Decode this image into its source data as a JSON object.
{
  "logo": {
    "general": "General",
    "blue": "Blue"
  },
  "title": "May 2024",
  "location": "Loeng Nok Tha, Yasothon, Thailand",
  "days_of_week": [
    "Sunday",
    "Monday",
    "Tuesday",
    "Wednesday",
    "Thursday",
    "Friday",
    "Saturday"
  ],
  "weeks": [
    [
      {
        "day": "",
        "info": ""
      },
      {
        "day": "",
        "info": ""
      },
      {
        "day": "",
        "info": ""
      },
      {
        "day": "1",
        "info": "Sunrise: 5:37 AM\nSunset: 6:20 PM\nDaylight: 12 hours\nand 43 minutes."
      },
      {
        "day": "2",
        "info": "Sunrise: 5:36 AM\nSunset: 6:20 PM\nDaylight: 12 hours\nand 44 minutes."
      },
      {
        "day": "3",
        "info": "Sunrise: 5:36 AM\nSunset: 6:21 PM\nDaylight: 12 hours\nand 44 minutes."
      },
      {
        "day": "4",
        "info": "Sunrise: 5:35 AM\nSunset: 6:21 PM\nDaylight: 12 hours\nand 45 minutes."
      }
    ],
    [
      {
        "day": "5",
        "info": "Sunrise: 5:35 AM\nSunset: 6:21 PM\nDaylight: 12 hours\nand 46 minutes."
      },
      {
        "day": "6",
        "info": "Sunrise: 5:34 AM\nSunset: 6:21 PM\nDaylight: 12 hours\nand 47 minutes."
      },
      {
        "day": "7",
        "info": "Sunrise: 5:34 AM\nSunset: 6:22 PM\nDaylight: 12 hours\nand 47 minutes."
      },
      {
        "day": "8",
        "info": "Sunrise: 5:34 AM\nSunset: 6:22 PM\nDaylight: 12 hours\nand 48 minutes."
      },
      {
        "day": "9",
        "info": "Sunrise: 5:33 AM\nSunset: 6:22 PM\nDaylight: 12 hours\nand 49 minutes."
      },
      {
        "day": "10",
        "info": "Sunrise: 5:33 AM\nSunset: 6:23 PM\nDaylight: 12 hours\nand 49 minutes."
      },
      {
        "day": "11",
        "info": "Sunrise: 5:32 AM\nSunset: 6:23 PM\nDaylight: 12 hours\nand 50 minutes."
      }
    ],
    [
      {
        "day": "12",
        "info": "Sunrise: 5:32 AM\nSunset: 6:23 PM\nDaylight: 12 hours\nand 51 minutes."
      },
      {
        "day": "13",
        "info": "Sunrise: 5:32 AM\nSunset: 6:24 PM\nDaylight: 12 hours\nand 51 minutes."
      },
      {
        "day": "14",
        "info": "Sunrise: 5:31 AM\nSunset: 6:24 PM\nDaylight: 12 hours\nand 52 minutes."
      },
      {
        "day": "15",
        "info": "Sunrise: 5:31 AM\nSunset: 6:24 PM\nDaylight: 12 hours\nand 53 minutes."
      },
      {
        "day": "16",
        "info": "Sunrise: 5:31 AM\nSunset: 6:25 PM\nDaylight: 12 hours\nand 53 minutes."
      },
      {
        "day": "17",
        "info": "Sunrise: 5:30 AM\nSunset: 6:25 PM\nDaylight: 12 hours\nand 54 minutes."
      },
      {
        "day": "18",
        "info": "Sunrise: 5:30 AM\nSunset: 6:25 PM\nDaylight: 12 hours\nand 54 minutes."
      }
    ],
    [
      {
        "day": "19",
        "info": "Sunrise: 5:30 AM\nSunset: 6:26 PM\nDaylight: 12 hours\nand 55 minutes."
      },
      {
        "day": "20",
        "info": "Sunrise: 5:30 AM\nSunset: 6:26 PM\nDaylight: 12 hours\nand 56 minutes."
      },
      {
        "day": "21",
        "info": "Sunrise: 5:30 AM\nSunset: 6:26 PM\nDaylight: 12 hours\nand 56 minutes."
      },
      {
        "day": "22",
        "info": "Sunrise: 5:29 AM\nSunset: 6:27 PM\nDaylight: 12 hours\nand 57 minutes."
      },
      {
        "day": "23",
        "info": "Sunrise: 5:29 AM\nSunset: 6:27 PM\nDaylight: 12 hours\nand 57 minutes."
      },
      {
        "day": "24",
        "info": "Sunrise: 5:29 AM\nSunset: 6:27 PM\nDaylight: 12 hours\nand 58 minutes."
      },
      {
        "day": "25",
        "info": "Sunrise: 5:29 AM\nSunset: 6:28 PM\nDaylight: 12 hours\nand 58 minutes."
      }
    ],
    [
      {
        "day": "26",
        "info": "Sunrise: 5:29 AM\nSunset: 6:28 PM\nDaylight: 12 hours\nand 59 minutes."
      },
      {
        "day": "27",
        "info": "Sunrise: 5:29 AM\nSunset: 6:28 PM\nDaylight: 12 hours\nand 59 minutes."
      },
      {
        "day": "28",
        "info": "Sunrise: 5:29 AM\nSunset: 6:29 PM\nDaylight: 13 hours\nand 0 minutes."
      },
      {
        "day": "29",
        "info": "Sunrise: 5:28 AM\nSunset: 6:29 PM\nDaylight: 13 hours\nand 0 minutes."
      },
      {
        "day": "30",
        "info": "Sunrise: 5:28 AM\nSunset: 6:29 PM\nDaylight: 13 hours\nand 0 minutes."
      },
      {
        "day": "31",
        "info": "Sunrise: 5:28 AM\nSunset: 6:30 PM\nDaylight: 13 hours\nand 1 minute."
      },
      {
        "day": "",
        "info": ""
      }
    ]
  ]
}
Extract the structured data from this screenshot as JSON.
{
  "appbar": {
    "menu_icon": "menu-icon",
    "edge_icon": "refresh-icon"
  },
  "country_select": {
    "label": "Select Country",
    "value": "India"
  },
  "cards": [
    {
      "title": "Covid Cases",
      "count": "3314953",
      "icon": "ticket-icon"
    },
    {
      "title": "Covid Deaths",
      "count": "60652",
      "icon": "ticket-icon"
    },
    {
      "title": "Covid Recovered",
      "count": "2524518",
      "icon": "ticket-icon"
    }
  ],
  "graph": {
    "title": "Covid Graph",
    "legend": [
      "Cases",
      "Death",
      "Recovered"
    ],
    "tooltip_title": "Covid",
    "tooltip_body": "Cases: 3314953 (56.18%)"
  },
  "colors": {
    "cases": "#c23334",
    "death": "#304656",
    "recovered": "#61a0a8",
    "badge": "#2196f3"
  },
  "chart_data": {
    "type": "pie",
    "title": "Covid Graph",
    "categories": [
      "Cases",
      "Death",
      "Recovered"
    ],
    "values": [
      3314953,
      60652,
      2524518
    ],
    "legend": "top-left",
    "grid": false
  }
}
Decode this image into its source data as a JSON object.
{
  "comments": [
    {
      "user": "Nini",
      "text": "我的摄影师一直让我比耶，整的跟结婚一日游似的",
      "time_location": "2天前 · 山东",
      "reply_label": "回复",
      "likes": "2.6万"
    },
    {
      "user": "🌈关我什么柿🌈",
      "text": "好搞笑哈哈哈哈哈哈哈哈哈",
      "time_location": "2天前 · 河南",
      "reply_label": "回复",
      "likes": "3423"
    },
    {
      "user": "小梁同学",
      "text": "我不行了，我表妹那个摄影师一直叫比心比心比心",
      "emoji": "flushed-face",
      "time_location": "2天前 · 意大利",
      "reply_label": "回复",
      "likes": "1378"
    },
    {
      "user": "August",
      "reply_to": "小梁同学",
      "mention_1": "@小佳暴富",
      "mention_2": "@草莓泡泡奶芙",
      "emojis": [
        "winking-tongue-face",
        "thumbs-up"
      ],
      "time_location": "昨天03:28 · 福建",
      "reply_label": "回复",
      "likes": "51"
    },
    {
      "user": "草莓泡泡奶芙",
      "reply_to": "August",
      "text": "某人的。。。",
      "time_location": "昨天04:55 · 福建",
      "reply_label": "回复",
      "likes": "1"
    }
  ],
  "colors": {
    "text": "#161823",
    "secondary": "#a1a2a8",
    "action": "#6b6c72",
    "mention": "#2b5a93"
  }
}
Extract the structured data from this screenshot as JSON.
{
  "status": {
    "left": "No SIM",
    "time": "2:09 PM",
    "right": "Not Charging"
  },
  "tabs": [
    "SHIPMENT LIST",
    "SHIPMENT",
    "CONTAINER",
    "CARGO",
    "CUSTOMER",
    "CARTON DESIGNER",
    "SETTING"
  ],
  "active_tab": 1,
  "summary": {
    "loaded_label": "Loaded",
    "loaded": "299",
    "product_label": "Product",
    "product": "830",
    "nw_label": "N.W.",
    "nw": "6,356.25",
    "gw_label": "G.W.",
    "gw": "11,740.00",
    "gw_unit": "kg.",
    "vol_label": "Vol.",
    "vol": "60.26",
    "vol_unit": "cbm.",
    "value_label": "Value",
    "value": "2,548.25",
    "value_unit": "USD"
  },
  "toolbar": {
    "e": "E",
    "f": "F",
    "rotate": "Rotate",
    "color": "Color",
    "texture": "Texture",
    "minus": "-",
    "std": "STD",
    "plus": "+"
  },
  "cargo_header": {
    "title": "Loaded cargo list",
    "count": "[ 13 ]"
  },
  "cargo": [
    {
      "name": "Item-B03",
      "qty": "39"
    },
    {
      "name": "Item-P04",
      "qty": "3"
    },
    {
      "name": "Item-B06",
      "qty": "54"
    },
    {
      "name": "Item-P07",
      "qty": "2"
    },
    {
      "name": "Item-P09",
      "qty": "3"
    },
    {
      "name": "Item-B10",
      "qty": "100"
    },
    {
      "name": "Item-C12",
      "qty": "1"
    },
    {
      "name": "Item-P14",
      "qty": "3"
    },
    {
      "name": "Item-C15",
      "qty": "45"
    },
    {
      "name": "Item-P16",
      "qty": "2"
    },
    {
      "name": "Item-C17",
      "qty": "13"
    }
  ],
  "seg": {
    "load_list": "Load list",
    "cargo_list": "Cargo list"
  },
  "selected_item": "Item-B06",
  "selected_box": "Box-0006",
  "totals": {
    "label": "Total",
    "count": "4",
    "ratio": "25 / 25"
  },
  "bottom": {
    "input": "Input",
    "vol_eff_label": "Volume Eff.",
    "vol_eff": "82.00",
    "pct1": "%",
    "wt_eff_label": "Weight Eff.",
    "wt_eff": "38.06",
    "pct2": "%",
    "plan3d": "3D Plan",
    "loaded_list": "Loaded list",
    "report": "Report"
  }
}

********

**Task statement**
Go through the data above and find the lines with the word "face". Copy each of those lines.

**Reply to the exercise**
      "emoji": "flushed-face",
        "winking-tongue-face",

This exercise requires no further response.